Look for "REPORT" in each line of the entries, and return the matching lines.

(Data extracted from a collection)
◆ ◆ ◆ ◆ ◆ ◆ ◆
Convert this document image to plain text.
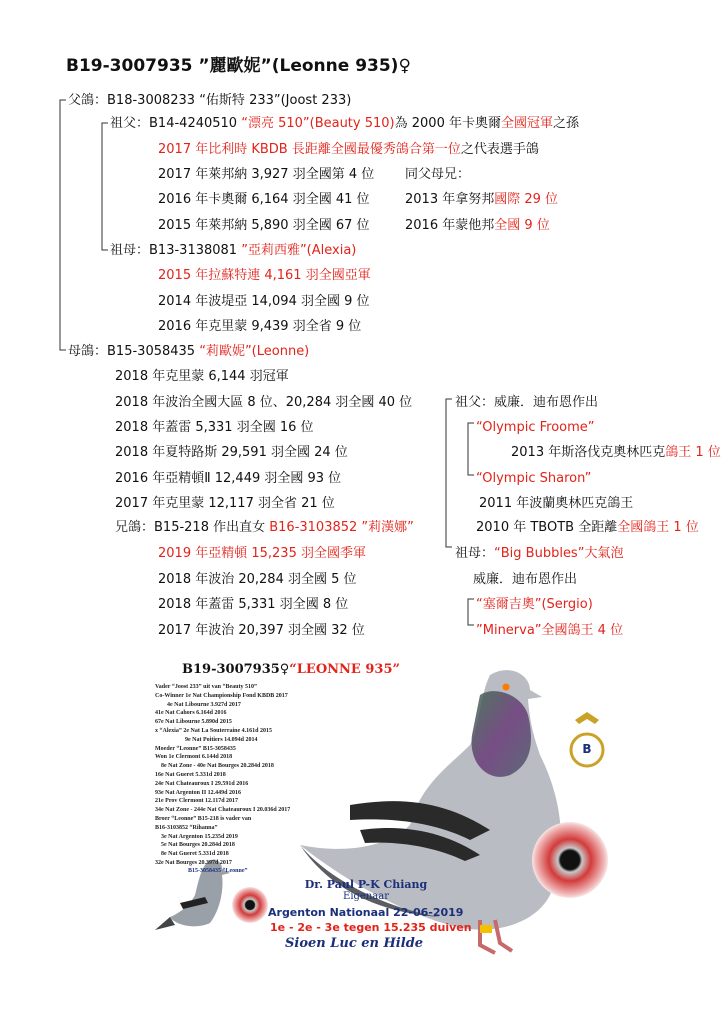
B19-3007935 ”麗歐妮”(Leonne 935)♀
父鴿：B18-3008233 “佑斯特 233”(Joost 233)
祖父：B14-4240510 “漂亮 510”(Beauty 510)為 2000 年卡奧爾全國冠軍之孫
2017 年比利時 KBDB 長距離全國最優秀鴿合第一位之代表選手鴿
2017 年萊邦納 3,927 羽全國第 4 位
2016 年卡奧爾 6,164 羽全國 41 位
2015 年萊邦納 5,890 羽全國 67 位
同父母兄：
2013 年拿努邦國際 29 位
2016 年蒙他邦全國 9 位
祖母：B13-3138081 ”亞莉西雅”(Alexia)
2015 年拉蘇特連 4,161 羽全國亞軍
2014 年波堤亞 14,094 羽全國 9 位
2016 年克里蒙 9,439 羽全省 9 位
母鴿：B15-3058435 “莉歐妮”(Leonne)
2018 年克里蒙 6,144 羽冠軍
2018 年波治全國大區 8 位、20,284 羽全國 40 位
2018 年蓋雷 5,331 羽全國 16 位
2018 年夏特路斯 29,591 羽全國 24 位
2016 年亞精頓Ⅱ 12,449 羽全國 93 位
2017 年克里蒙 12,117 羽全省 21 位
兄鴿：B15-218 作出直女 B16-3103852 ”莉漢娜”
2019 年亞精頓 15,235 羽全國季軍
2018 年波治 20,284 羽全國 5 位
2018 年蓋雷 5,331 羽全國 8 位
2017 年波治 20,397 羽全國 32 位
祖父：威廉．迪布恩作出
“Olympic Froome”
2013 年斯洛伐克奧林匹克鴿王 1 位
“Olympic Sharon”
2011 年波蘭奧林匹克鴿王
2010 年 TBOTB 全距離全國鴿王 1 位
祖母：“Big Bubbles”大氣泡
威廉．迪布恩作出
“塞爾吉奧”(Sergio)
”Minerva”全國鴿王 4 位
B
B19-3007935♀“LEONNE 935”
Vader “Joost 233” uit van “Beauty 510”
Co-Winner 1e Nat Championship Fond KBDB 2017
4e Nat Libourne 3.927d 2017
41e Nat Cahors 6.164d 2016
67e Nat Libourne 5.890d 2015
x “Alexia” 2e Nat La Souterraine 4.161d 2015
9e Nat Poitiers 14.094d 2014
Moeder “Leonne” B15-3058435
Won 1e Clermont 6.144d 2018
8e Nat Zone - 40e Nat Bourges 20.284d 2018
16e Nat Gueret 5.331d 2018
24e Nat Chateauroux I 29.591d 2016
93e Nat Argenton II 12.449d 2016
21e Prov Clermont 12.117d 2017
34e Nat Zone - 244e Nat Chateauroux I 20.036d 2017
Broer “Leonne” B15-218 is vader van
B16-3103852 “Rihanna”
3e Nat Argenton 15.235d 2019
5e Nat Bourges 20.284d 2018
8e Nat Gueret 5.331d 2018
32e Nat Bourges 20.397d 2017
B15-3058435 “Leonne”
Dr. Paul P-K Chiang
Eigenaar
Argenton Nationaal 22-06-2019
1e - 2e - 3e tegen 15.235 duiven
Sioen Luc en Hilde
◆ ◆ ◆ ◆ ◆ ◆ ◆
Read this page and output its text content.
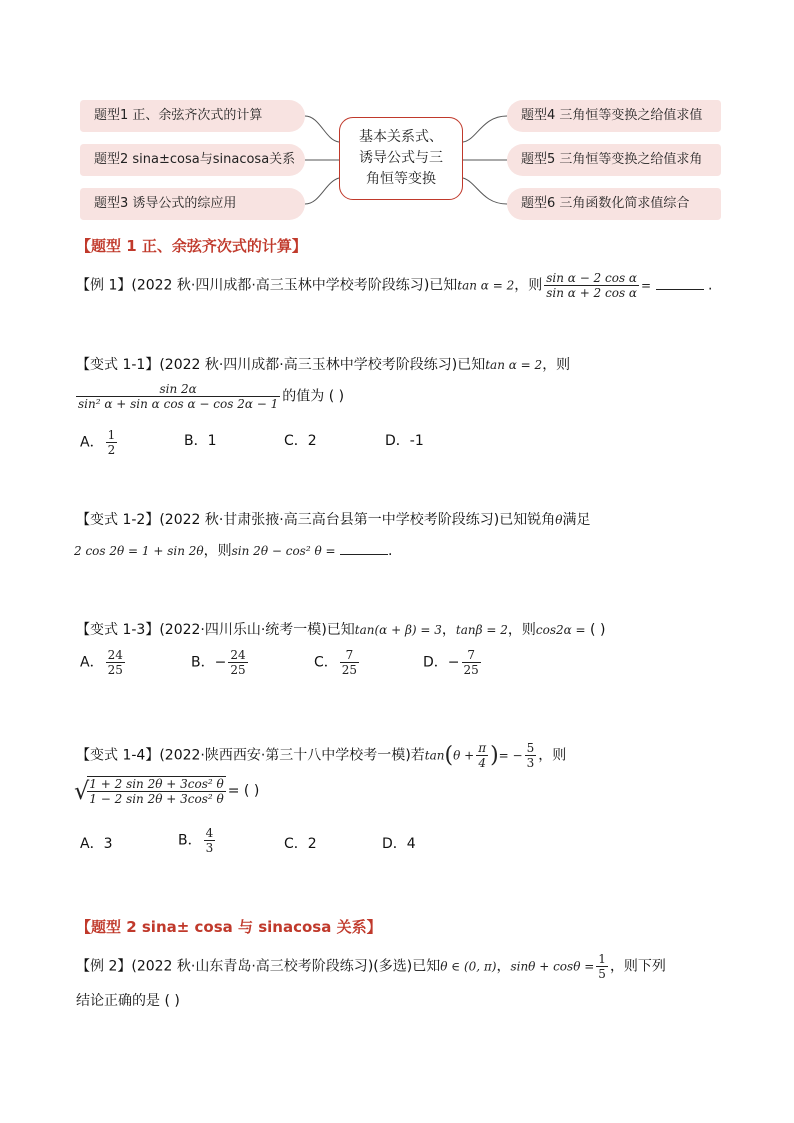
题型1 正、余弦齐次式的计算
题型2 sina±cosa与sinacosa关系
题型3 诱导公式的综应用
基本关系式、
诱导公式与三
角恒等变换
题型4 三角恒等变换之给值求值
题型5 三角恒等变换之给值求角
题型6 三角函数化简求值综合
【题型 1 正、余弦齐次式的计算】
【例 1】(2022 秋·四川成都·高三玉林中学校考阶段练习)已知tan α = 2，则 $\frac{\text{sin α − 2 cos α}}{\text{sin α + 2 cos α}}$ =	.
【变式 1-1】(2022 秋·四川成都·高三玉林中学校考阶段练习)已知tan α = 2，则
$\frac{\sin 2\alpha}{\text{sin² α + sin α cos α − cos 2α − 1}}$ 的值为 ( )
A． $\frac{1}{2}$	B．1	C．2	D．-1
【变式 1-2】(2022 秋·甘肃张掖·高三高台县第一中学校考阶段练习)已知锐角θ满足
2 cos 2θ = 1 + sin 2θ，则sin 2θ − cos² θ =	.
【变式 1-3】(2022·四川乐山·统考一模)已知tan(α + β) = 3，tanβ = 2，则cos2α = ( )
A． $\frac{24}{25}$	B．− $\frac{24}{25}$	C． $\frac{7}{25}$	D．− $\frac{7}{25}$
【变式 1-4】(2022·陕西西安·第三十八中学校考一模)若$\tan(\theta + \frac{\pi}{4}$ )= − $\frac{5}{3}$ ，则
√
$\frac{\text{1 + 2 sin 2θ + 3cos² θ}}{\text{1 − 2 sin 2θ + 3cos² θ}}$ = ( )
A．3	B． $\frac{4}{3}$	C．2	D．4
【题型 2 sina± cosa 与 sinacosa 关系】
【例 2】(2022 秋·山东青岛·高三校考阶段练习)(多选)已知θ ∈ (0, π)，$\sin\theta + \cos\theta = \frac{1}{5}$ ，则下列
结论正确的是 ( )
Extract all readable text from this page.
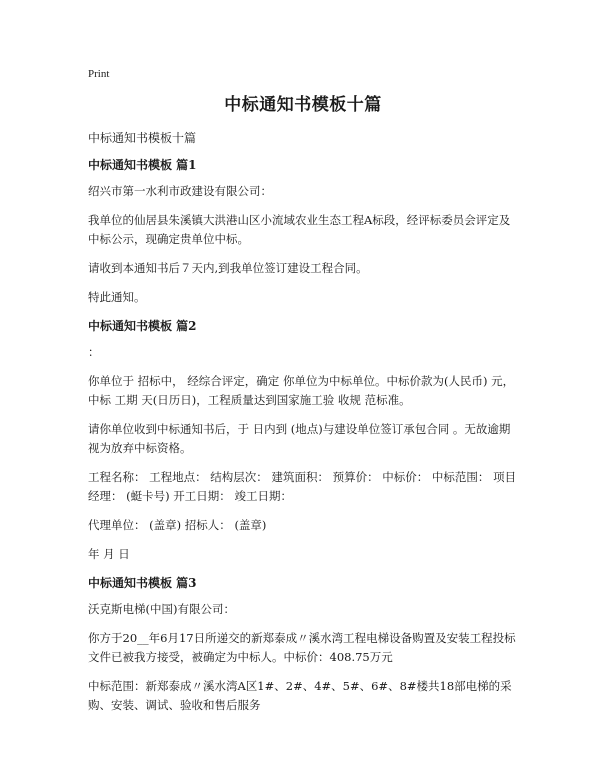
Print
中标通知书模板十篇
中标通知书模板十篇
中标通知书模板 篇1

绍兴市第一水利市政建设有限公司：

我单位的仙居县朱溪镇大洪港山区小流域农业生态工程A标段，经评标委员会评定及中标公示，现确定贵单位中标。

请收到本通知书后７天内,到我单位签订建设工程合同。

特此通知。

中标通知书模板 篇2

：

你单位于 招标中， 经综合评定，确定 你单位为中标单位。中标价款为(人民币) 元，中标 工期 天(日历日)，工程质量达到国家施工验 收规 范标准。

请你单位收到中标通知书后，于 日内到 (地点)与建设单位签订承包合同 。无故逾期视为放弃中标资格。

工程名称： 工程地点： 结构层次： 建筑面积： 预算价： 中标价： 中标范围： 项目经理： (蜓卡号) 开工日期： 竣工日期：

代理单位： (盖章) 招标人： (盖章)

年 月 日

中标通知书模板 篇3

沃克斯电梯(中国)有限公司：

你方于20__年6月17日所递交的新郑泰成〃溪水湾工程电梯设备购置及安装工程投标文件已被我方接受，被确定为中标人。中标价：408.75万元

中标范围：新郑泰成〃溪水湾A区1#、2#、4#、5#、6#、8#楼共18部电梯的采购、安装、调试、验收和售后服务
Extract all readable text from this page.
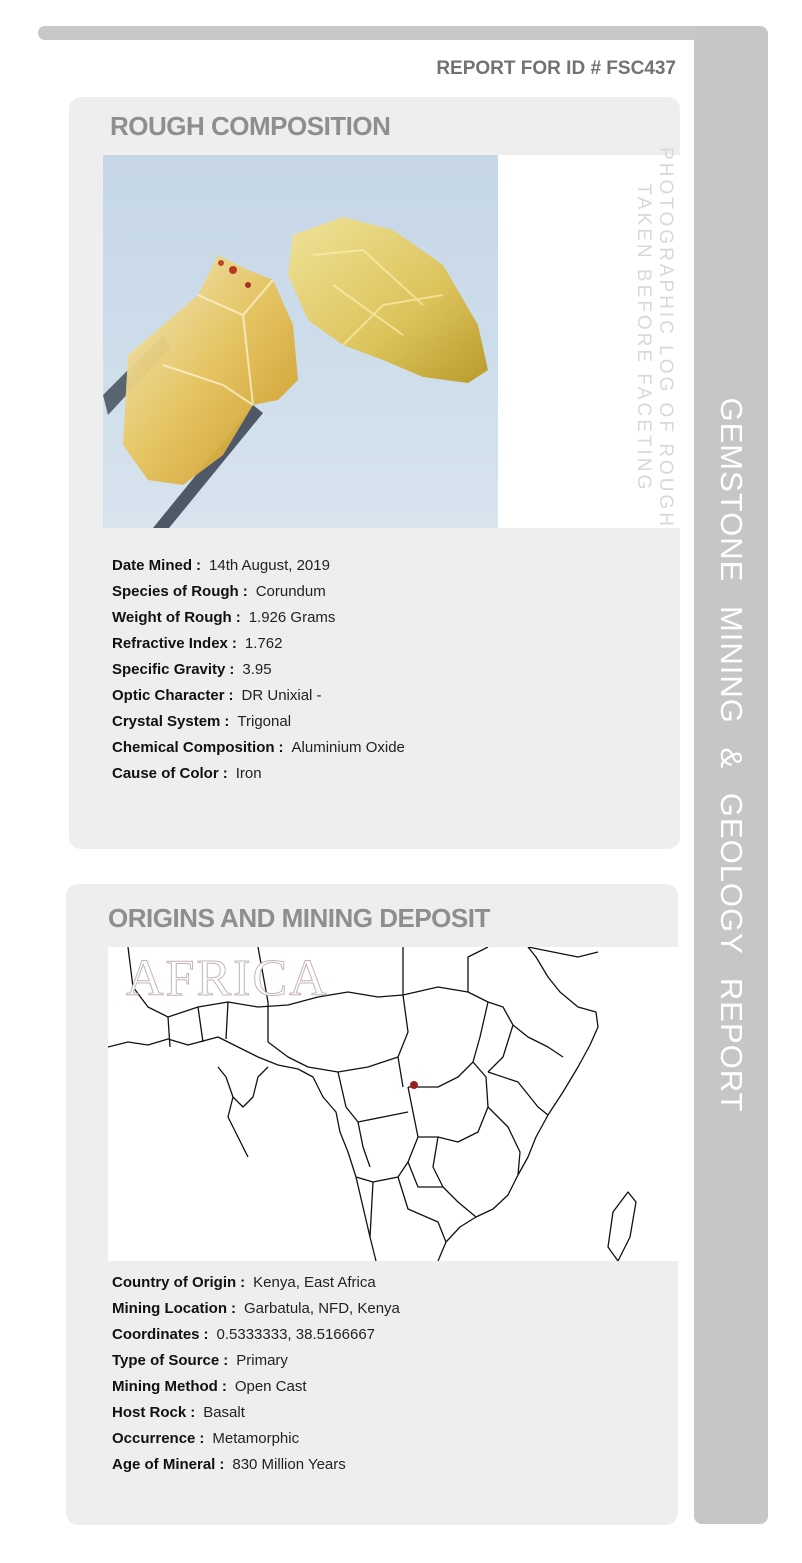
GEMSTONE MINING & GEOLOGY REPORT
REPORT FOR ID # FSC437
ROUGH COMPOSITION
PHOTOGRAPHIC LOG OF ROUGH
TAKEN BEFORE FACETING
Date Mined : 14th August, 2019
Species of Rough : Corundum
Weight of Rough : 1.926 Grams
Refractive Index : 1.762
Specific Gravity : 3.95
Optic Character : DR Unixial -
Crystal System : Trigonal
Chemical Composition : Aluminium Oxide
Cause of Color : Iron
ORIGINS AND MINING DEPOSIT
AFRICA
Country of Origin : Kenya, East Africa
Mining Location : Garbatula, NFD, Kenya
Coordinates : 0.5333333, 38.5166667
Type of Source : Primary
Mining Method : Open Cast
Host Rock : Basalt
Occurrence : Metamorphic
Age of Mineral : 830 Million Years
◆ ◆ ◆ ◆ ◆ ◆ ◆
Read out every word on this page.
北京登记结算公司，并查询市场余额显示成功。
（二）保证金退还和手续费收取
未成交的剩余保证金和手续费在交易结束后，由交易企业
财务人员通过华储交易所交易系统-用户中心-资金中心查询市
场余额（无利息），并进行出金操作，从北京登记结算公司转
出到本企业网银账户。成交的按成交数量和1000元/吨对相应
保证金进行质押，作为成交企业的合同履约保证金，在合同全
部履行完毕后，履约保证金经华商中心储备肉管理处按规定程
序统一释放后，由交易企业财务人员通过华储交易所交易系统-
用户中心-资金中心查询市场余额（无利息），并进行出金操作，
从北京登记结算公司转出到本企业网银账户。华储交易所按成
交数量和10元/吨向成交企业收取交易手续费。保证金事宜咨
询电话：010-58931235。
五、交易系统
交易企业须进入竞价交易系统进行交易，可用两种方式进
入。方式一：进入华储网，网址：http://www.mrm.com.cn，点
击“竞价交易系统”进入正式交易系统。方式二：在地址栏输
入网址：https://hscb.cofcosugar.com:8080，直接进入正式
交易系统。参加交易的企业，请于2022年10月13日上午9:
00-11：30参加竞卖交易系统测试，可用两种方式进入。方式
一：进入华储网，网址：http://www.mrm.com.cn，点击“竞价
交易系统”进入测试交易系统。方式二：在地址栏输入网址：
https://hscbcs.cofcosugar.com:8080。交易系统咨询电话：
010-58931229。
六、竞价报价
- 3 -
◆ ◆ ◆ ◆ ◆ ◆ ◆
## OUTPUT OF THE EXERCISE
GEMSTONE MINING & GEOLOGY REPORT
REPORT FOR ID # FSC437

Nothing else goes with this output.